Your objective
Render the listing as a numbered list with blank lines omitted, covering only the part from its first line through the line containing "number-badge-2: 2 [469, 995, 494, 1020]", both included.

Records provided
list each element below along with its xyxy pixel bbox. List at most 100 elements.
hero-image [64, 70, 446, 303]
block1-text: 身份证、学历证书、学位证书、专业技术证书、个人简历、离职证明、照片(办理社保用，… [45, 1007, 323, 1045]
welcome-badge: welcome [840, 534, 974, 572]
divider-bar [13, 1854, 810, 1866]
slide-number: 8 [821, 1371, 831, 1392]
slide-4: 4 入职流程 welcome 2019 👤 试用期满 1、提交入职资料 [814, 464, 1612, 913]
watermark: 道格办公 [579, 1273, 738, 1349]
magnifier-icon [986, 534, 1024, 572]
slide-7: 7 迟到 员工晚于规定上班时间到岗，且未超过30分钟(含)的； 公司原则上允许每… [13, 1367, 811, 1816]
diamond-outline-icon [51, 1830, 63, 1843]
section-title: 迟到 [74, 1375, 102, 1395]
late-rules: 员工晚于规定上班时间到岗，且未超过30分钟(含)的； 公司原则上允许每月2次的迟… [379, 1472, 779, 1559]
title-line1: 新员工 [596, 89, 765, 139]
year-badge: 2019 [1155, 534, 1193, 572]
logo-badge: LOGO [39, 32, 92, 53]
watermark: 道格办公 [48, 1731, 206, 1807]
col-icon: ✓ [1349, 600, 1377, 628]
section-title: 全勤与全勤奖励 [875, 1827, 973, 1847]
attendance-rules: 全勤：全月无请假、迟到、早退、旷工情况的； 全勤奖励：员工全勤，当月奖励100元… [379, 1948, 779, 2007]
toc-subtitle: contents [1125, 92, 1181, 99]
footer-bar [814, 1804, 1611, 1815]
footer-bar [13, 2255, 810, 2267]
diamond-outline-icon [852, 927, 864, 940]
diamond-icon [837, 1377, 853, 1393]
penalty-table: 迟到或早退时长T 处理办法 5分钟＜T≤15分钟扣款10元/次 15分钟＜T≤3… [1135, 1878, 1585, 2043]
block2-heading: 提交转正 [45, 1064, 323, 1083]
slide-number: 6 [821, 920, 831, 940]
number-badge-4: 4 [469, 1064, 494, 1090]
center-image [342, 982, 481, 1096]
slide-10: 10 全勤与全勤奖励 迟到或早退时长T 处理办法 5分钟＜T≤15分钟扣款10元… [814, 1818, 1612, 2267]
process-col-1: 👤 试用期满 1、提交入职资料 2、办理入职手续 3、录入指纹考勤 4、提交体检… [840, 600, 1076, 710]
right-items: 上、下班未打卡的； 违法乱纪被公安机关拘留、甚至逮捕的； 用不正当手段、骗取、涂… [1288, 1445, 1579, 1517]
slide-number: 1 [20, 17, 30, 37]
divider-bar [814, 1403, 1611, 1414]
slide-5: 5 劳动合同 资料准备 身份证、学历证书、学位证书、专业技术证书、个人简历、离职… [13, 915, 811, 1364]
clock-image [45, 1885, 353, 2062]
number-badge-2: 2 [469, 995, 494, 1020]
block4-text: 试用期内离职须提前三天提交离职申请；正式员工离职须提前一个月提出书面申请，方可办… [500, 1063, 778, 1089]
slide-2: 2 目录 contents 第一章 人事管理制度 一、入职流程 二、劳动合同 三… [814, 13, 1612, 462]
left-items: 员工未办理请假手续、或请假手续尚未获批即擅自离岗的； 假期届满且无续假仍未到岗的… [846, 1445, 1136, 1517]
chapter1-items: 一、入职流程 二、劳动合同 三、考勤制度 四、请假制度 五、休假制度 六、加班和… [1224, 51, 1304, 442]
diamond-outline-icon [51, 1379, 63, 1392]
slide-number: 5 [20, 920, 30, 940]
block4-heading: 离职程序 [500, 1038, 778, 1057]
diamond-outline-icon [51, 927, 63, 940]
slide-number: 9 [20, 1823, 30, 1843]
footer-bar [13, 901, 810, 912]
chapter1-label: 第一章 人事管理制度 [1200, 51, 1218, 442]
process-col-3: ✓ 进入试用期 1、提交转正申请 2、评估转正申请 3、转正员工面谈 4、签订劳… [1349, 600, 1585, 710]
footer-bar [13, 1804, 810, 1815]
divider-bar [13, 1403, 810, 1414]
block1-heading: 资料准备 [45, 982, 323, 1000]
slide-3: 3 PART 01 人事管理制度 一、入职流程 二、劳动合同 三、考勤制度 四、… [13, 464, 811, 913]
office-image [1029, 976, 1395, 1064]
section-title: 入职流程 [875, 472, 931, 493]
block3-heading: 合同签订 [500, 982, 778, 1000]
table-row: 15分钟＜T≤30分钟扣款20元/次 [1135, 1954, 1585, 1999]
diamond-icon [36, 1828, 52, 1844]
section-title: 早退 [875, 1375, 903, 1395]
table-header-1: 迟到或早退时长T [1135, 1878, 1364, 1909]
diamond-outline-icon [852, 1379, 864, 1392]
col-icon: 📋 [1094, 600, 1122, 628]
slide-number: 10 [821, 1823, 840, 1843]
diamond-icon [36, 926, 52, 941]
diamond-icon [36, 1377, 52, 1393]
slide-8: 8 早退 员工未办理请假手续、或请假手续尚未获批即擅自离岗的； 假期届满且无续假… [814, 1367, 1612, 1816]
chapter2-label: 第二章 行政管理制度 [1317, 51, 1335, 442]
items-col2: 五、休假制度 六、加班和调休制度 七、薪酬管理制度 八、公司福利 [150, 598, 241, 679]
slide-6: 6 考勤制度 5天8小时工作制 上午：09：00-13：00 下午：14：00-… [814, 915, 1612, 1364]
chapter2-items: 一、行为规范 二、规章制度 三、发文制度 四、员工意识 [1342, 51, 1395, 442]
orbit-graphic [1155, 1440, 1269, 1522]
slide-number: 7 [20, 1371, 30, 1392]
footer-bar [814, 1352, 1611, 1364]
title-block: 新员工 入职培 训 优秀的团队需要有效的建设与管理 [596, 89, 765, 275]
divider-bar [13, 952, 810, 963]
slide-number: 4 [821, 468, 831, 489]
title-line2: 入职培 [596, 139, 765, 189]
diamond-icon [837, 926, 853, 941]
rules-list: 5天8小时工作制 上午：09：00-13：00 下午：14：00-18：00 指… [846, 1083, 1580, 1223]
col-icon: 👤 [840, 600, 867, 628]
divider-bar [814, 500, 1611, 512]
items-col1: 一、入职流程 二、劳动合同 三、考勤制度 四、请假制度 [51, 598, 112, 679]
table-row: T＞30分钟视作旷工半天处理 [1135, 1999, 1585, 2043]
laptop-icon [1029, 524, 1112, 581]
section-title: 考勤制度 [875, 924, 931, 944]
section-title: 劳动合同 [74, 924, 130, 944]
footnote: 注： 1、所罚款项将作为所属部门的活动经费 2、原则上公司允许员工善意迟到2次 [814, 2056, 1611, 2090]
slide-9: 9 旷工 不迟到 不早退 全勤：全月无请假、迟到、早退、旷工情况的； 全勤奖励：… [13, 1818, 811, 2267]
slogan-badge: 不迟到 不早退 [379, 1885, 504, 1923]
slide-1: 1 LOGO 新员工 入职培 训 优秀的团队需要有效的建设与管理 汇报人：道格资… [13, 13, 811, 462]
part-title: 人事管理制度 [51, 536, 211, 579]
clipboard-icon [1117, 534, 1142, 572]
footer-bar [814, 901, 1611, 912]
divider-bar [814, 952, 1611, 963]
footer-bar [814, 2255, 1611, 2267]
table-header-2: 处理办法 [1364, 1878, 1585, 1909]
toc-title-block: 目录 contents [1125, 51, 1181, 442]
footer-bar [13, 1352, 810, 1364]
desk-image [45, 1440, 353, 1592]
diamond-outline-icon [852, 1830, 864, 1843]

Written response
1. list each element below along with its xyxy pixel bbox. List at most 100 elements.
2. hero-image [64, 70, 446, 303]
3. block1-text: 身份证、学历证书、学位证书、专业技术证书、个人简历、离职证明、照片(办理社保用，… [45, 1007, 323, 1045]
4. welcome-badge: welcome [840, 534, 974, 572]
5. divider-bar [13, 1854, 810, 1866]
6. slide-number: 8 [821, 1371, 831, 1392]
7. slide-4: 4 入职流程 welcome 2019 👤 试用期满 1、提交入职资料 [814, 464, 1612, 913]
8. watermark: 道格办公 [579, 1273, 738, 1349]
9. magnifier-icon [986, 534, 1024, 572]
10. slide-7: 7 迟到 员工晚于规定上班时间到岗，且未超过30分钟(含)的； 公司原则上允许每… [13, 1367, 811, 1816]
11. diamond-outline-icon [51, 1830, 63, 1843]
12. section-title: 迟到 [74, 1375, 102, 1395]
13. late-rules: 员工晚于规定上班时间到岗，且未超过30分钟(含)的； 公司原则上允许每月2次的迟… [379, 1472, 779, 1559]
14. title-line1: 新员工 [596, 89, 765, 139]
15. year-badge: 2019 [1155, 534, 1193, 572]
16. logo-badge: LOGO [39, 32, 92, 53]
17. watermark: 道格办公 [48, 1731, 206, 1807]
18. col-icon: ✓ [1349, 600, 1377, 628]
19. section-title: 全勤与全勤奖励 [875, 1827, 973, 1847]
20. attendance-rules: 全勤：全月无请假、迟到、早退、旷工情况的； 全勤奖励：员工全勤，当月奖励100元… [379, 1948, 779, 2007]
21. toc-subtitle: contents [1125, 92, 1181, 99]
22. footer-bar [814, 1804, 1611, 1815]
23. footer-bar [13, 2255, 810, 2267]
24. diamond-outline-icon [852, 927, 864, 940]
25. diamond-icon [837, 1377, 853, 1393]
26. penalty-table: 迟到或早退时长T 处理办法 5分钟＜T≤15分钟扣款10元/次 15分钟＜T≤3… [1135, 1878, 1585, 2043]
27. block2-heading: 提交转正 [45, 1064, 323, 1083]
28. slide-number: 6 [821, 920, 831, 940]
29. number-badge-4: 4 [469, 1064, 494, 1090]
30. center-image [342, 982, 481, 1096]
31. slide-10: 10 全勤与全勤奖励 迟到或早退时长T 处理办法 5分钟＜T≤15分钟扣款10元… [814, 1818, 1612, 2267]
32. process-col-1: 👤 试用期满 1、提交入职资料 2、办理入职手续 3、录入指纹考勤 4、提交体检… [840, 600, 1076, 710]
33. right-items: 上、下班未打卡的； 违法乱纪被公安机关拘留、甚至逮捕的； 用不正当手段、骗取、涂… [1288, 1445, 1579, 1517]
34. slide-number: 1 [20, 17, 30, 37]
35. divider-bar [814, 1403, 1611, 1414]
36. slide-5: 5 劳动合同 资料准备 身份证、学历证书、学位证书、专业技术证书、个人简历、离职… [13, 915, 811, 1364]
37. clock-image [45, 1885, 353, 2062]
38. number-badge-2: 2 [469, 995, 494, 1020]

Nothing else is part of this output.